---------- Data lines ----------

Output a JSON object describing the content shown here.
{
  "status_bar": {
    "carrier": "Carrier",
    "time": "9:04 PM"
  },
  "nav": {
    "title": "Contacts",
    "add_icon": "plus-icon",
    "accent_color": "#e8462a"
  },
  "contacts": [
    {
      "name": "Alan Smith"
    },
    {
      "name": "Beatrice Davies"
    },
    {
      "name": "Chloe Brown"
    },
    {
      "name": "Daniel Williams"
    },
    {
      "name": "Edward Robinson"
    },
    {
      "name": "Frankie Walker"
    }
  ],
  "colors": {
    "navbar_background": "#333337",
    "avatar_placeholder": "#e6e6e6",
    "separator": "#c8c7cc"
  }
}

----------

What the task requires - Using the material above, gather every line that includes "name".

Result of the task -
      "name": "Alan Smith"
      "name": "Beatrice Davies"
      "name": "Chloe Brown"
      "name": "Daniel Williams"
      "name": "Edward Robinson"
      "name": "Frankie Walker"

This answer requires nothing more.